> [Aim]: Emit the entire listing verbatim.

[Items listed in a dataset]
__________

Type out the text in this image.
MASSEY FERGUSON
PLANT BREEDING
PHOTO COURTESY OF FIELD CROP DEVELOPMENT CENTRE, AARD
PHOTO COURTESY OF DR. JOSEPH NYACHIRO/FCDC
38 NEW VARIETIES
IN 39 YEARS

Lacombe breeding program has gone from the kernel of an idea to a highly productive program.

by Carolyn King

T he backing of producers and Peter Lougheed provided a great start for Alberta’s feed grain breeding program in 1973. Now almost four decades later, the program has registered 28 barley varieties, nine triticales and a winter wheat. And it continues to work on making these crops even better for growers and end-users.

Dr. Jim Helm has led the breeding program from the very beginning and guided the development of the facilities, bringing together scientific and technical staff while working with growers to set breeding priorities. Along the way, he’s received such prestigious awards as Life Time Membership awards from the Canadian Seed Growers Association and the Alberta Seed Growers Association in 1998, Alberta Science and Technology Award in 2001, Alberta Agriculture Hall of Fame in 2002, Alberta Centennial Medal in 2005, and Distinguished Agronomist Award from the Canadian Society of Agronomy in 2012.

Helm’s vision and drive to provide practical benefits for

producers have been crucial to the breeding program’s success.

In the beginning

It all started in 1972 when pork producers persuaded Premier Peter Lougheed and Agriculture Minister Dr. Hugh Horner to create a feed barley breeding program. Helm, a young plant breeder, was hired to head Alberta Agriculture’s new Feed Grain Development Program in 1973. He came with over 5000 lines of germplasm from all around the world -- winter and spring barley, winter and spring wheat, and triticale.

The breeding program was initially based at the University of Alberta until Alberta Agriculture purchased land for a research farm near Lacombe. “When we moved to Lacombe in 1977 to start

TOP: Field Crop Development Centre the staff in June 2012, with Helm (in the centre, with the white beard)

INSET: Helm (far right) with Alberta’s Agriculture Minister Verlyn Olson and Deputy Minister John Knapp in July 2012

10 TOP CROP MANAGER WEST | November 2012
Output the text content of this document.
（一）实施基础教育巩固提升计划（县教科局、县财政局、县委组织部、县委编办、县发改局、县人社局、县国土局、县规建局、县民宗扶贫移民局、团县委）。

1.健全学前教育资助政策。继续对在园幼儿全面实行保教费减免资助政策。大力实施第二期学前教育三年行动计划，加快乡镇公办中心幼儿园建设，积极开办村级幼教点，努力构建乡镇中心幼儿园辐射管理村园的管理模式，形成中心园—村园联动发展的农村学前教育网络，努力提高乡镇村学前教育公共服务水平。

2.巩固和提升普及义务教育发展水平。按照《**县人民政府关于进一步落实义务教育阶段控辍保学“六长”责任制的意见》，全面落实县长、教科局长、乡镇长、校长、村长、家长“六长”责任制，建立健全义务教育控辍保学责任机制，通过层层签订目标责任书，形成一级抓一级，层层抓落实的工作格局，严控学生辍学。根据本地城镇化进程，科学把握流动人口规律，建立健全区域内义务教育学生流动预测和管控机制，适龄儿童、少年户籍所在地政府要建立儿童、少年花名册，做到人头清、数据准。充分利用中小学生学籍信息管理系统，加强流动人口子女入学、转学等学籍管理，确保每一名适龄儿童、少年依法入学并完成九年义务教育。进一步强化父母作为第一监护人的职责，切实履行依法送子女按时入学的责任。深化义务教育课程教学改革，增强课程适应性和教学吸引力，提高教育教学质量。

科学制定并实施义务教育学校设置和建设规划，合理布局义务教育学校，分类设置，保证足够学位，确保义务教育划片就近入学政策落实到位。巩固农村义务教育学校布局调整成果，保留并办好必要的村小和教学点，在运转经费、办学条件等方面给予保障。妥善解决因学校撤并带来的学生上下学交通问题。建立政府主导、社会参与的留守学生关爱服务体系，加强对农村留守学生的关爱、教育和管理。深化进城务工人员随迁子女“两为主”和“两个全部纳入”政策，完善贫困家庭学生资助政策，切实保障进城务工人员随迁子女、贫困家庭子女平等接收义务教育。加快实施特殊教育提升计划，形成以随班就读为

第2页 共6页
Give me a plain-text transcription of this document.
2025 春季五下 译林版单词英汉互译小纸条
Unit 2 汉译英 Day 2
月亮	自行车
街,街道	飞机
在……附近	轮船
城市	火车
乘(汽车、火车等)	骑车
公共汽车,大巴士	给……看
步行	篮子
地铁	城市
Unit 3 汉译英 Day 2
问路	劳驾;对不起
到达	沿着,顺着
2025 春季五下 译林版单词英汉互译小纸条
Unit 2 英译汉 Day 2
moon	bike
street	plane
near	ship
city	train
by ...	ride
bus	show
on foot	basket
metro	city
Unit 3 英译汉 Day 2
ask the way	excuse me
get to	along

__________

> [Response]:
Type out the text in this image.
MASSEY FERGUSON
PLANT BREEDING
PHOTO COURTESY OF FIELD CROP DEVELOPMENT CENTRE, AARD
PHOTO COURTESY OF DR. JOSEPH NYACHIRO/FCDC
38 NEW VARIETIES
IN 39 YEARS

Lacombe breeding program has gone from the kernel of an idea to a highly productive program.

by Carolyn King

T he backing of producers and Peter Lougheed provided a great start for Alberta’s feed grain breeding program in 1973. Now almost four decades later, the program has registered 28 barley varieties, nine triticales and a winter wheat. And it continues to work on making these crops even better for growers and end-users.

Dr. Jim Helm has led the breeding program from the very beginning and guided the development of the facilities, bringing together scientific and technical staff while working with growers to set breeding priorities. Along the way, he’s received such prestigious awards as Life Time Membership awards from the Canadian Seed Growers Association and the Alberta Seed Growers Association in 1998, Alberta Science and Technology Award in 2001, Alberta Agriculture Hall of Fame in 2002, Alberta Centennial Medal in 2005, and Distinguished Agronomist Award from the Canadian Society of Agronomy in 2012.

Helm’s vision and drive to provide practical benefits for

producers have been crucial to the breeding program’s success.

In the beginning

It all started in 1972 when pork producers persuaded Premier Peter Lougheed and Agriculture Minister Dr. Hugh Horner to create a feed barley breeding program. Helm, a young plant breeder, was hired to head Alberta Agriculture’s new Feed Grain Development Program in 1973. He came with over 5000 lines of germplasm from all around the world -- winter and spring barley, winter and spring wheat, and triticale.

The breeding program was initially based at the University of Alberta until Alberta Agriculture purchased land for a research farm near Lacombe. “When we moved to Lacombe in 1977 to start

TOP: Field Crop Development Centre the staff in June 2012, with Helm (in the centre, with the white beard)

INSET: Helm (far right) with Alberta’s Agriculture Minister Verlyn Olson and Deputy Minister John Knapp in July 2012

10 TOP CROP MANAGER WEST | November 2012
Output the text content of this document.
（一）实施基础教育巩固提升计划（县教科局、县财政局、县委组织部、县委编办、县发改局、县人社局、县国土局、县规建局、县民宗扶贫移民局、团县委）。

1.健全学前教育资助政策。继续对在园幼儿全面实行保教费减免资助政策。大力实施第二期学前教育三年行动计划，加快乡镇公办中心幼儿园建设，积极开办村级幼教点，努力构建乡镇中心幼儿园辐射管理村园的管理模式，形成中心园—村园联动发展的农村学前教育网络，努力提高乡镇村学前教育公共服务水平。

2.巩固和提升普及义务教育发展水平。按照《**县人民政府关于进一步落实义务教育阶段控辍保学“六长”责任制的意见》，全面落实县长、教科局长、乡镇长、校长、村长、家长“六长”责任制，建立健全义务教育控辍保学责任机制，通过层层签订目标责任书，形成一级抓一级，层层抓落实的工作格局，严控学生辍学。根据本地城镇化进程，科学把握流动人口规律，建立健全区域内义务教育学生流动预测和管控机制，适龄儿童、少年户籍所在地政府要建立儿童、少年花名册，做到人头清、数据准。充分利用中小学生学籍信息管理系统，加强流动人口子女入学、转学等学籍管理，确保每一名适龄儿童、少年依法入学并完成九年义务教育。进一步强化父母作为第一监护人的职责，切实履行依法送子女按时入学的责任。深化义务教育课程教学改革，增强课程适应性和教学吸引力，提高教育教学质量。

科学制定并实施义务教育学校设置和建设规划，合理布局义务教育学校，分类设置，保证足够学位，确保义务教育划片就近入学政策落实到位。巩固农村义务教育学校布局调整成果，保留并办好必要的村小和教学点，在运转经费、办学条件等方面给予保障。妥善解决因学校撤并带来的学生上下学交通问题。建立政府主导、社会参与的留守学生关爱服务体系，加强对农村留守学生的关爱、教育和管理。深化进城务工人员随迁子女“两为主”和“两个全部纳入”政策，完善贫困家庭学生资助政策，切实保障进城务工人员随迁子女、贫困家庭子女平等接收义务教育。加快实施特殊教育提升计划，形成以随班就读为

第2页 共6页
Give me a plain-text transcription of this document.
2025 春季五下 译林版单词英汉互译小纸条
Unit 2 汉译英 Day 2
月亮	自行车
街,街道	飞机
在……附近	轮船
城市	火车
乘(汽车、火车等)	骑车
公共汽车,大巴士	给……看
步行	篮子
地铁	城市
Unit 3 汉译英 Day 2
问路	劳驾;对不起
到达	沿着,顺着
2025 春季五下 译林版单词英汉互译小纸条
Unit 2 英译汉 Day 2
moon	bike
street	plane
near	ship
city	train
by ...	ride
bus	show
on foot	basket
metro	city
Unit 3 英译汉 Day 2
ask the way	excuse me
get to	along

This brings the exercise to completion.